-- Start of Data extract --

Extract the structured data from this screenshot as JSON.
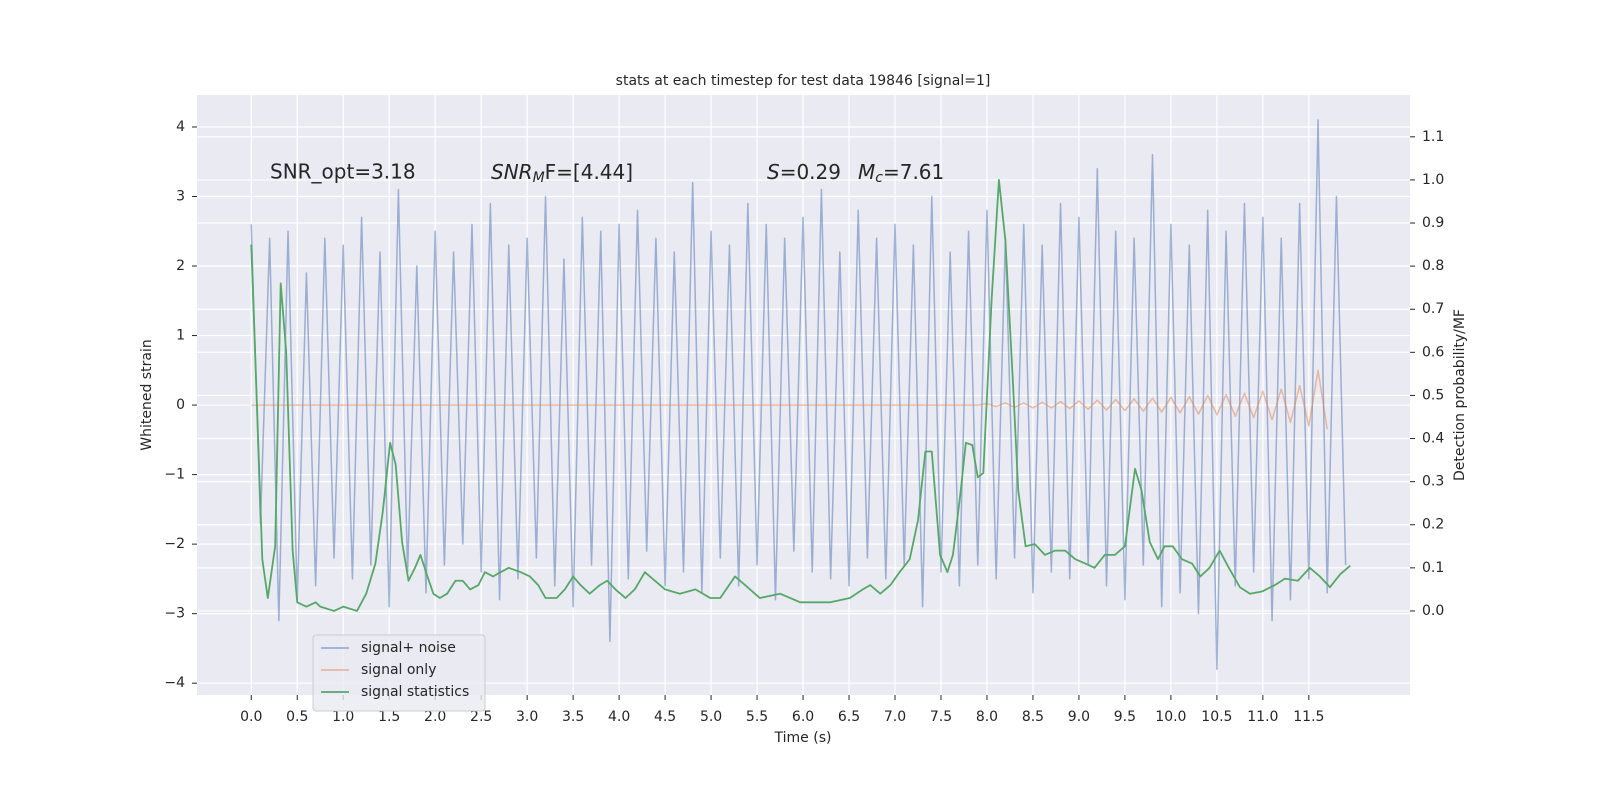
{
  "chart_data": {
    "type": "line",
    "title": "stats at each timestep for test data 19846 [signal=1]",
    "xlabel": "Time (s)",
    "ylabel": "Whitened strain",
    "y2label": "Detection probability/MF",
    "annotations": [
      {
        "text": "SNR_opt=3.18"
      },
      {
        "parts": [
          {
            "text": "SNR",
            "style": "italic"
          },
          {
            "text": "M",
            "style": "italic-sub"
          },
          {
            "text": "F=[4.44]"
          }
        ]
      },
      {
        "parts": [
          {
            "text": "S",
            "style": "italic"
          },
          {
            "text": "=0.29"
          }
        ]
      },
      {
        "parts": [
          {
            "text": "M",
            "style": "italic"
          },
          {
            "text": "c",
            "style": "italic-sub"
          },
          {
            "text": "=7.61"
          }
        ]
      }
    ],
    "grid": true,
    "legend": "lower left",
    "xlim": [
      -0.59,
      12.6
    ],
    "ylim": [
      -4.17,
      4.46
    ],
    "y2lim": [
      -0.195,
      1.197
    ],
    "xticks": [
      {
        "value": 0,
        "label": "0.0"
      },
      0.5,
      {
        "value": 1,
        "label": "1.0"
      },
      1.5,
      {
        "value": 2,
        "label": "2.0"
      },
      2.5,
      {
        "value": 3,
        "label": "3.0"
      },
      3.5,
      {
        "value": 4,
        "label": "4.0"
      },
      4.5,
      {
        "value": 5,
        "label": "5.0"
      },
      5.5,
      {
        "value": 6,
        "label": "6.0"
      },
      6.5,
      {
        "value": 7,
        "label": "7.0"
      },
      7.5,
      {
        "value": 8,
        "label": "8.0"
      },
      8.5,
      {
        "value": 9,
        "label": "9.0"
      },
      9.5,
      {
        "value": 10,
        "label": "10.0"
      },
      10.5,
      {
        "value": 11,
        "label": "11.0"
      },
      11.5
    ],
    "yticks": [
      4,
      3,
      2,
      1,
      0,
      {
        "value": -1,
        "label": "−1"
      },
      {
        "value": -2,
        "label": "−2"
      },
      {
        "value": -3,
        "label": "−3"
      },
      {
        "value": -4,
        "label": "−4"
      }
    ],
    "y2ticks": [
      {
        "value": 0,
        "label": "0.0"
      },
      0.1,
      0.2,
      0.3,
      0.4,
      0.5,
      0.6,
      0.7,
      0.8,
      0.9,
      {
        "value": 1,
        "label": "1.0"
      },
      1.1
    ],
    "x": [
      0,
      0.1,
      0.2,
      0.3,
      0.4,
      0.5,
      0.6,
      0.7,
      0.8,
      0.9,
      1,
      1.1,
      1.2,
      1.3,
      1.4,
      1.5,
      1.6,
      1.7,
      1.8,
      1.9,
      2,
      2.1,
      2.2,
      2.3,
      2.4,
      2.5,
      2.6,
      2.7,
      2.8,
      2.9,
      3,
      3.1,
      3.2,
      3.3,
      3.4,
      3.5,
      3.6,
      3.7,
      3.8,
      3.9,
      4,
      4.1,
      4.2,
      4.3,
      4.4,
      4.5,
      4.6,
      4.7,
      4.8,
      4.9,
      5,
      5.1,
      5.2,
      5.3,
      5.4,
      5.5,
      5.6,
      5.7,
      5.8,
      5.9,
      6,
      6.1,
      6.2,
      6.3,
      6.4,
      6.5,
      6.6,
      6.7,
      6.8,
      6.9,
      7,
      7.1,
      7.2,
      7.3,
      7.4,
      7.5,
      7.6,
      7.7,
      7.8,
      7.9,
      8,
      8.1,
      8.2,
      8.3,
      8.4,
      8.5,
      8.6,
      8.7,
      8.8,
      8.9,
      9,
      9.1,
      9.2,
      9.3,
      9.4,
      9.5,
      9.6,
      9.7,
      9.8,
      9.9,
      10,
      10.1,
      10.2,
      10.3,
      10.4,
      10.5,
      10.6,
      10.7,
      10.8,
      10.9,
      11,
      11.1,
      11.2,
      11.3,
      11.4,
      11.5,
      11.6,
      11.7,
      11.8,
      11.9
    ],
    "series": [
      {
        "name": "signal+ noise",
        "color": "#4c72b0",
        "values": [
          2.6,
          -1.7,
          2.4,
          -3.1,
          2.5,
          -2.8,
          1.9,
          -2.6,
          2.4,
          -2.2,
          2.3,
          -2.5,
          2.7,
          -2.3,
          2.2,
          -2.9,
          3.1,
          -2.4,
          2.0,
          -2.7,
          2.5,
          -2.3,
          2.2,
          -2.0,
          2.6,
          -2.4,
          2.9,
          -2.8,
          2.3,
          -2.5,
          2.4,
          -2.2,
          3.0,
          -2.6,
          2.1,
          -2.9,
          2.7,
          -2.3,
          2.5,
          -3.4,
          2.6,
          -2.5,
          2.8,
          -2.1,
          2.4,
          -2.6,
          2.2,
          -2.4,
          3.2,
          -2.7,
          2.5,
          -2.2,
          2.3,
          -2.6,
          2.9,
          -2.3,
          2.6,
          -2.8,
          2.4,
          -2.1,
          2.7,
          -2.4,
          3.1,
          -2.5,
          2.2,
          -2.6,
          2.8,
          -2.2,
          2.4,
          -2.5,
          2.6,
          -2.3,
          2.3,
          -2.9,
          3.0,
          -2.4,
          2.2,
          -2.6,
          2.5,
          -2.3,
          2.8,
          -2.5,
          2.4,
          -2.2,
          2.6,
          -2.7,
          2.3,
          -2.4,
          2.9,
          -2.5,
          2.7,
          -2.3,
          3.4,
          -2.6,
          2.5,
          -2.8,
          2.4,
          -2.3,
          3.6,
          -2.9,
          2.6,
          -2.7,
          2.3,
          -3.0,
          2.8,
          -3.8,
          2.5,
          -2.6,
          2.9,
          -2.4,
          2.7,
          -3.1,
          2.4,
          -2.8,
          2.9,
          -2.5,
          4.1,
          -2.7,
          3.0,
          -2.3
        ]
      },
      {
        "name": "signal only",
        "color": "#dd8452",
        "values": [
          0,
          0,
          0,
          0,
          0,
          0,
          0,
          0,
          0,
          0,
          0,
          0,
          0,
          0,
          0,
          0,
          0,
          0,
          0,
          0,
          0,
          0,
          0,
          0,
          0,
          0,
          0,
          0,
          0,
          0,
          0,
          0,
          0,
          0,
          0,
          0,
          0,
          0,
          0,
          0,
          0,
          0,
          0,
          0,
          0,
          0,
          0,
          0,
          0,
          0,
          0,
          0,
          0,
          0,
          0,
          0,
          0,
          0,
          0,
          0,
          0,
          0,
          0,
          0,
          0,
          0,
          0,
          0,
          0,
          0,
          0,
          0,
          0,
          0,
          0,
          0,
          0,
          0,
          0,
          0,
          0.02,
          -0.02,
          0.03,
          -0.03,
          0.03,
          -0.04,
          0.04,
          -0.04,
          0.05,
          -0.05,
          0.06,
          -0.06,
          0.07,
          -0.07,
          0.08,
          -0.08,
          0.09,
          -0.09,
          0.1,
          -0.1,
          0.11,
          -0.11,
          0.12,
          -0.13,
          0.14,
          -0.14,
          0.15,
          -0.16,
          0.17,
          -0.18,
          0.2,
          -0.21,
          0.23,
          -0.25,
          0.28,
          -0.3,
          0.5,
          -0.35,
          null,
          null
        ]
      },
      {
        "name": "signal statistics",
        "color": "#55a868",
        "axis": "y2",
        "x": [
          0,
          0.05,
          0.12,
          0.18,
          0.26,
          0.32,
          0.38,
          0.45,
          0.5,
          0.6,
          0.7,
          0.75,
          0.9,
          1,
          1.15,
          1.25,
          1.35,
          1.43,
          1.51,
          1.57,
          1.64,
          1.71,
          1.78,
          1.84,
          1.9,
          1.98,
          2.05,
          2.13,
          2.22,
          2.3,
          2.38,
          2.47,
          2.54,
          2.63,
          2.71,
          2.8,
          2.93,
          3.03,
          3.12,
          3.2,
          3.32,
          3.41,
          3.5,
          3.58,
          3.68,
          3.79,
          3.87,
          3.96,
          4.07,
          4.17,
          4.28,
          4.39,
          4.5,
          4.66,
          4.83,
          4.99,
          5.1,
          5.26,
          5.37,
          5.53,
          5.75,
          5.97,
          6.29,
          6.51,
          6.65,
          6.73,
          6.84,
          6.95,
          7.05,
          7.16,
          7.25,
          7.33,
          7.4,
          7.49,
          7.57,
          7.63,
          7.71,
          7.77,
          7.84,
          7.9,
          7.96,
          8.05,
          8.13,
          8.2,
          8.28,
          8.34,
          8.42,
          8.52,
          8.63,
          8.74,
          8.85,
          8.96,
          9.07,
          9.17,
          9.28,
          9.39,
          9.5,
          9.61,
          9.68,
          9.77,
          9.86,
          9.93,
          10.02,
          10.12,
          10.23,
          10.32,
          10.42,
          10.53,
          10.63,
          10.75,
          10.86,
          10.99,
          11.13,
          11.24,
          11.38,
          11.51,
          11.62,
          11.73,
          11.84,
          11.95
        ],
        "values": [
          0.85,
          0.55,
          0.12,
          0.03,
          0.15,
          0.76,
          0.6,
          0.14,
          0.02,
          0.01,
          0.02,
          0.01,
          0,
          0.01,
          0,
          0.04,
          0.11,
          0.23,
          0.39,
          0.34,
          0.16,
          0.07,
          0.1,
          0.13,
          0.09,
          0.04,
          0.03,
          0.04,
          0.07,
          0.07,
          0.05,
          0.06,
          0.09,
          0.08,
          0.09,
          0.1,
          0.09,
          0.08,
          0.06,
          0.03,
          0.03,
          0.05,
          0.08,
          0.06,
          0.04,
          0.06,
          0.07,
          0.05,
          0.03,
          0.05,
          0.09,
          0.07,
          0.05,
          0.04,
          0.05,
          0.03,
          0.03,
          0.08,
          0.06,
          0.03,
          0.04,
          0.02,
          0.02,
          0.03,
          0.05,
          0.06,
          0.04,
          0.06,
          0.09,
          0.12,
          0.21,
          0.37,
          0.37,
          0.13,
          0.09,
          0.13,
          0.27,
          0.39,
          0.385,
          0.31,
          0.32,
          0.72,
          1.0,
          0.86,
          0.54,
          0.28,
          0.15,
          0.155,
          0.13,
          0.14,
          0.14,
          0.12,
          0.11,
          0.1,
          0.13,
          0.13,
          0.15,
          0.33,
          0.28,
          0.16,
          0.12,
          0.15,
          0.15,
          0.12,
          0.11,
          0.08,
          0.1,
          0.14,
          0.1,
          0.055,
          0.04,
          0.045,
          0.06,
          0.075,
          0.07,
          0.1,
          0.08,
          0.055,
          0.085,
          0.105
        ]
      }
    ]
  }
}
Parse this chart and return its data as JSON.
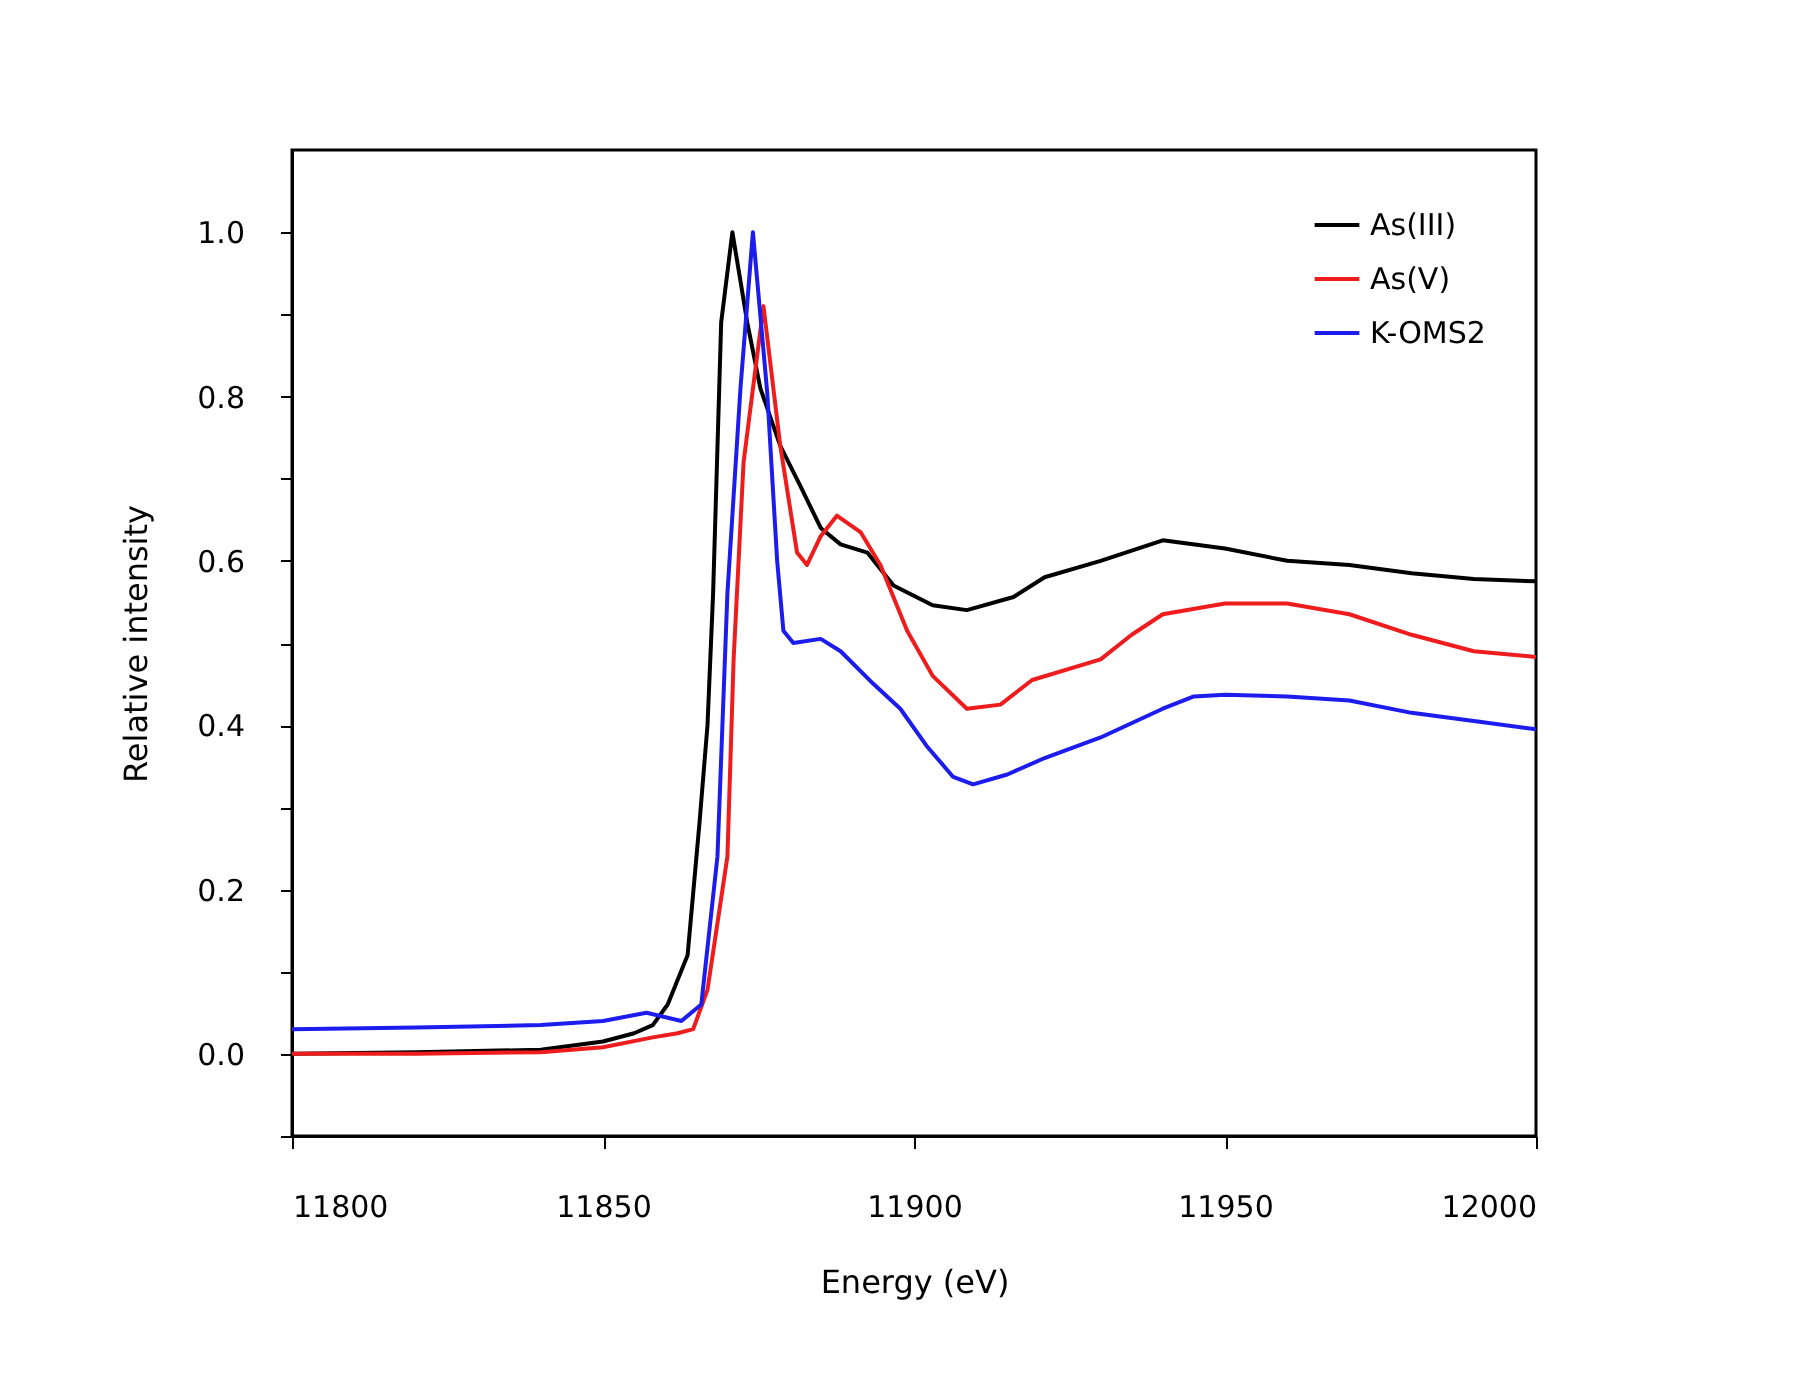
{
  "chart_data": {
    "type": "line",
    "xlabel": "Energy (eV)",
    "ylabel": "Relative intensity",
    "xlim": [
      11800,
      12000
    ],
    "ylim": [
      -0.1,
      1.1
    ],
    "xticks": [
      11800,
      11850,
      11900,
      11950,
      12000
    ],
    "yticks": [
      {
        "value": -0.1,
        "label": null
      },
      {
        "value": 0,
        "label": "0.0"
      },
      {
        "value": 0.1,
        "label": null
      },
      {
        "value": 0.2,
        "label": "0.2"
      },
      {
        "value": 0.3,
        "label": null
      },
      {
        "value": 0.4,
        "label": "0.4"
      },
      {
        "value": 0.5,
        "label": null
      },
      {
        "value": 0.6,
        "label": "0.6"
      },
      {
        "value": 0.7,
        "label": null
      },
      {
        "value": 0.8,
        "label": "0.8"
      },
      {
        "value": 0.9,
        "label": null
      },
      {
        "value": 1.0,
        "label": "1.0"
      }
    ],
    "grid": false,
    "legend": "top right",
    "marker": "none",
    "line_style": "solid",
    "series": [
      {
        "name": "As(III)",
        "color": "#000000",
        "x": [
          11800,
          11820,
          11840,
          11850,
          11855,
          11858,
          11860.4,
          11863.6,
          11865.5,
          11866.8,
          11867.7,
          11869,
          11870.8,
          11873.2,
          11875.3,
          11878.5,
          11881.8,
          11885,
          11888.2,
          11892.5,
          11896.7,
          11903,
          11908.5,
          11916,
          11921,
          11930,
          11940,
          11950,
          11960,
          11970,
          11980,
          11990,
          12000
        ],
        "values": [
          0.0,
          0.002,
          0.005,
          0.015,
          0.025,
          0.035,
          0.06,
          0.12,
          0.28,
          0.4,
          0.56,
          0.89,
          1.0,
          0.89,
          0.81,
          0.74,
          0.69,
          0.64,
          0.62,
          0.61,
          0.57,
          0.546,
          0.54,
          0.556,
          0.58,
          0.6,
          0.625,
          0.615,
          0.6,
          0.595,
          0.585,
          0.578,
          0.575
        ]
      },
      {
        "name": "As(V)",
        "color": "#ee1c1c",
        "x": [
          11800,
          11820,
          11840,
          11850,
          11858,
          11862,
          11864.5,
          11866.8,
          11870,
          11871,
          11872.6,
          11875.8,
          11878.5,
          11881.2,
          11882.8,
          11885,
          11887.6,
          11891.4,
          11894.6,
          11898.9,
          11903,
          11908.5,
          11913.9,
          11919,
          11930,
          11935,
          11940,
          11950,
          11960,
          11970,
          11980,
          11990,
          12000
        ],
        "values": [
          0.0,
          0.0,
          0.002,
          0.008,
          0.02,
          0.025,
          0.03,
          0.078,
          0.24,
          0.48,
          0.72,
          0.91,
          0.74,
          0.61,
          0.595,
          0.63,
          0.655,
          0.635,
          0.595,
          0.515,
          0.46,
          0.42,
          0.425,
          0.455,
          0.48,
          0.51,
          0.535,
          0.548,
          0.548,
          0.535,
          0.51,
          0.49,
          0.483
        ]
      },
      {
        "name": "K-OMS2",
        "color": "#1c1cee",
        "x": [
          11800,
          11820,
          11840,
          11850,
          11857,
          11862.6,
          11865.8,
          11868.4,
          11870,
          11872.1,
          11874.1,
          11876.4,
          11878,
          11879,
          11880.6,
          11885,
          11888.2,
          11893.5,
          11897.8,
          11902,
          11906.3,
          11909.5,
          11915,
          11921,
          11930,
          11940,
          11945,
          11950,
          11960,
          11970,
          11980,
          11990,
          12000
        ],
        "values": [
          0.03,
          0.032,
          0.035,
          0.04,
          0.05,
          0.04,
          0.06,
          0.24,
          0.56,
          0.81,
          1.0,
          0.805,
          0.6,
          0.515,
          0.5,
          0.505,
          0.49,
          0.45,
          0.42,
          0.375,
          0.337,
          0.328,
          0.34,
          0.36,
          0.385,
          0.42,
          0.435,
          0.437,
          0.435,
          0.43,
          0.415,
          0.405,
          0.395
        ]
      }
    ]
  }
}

-- End of Data extract --

### Short task
Go through the listing above and return every line where the word "text" occurs.

### Reply to the task
        "text": "SNR_opt=3.18"
            "text": "SNR",
            "text": "M",
            "text": "F=[4.44]"
            "text": "S",
            "text": "=0.29"
            "text": "M",
            "text": "c",
            "text": "=7.61"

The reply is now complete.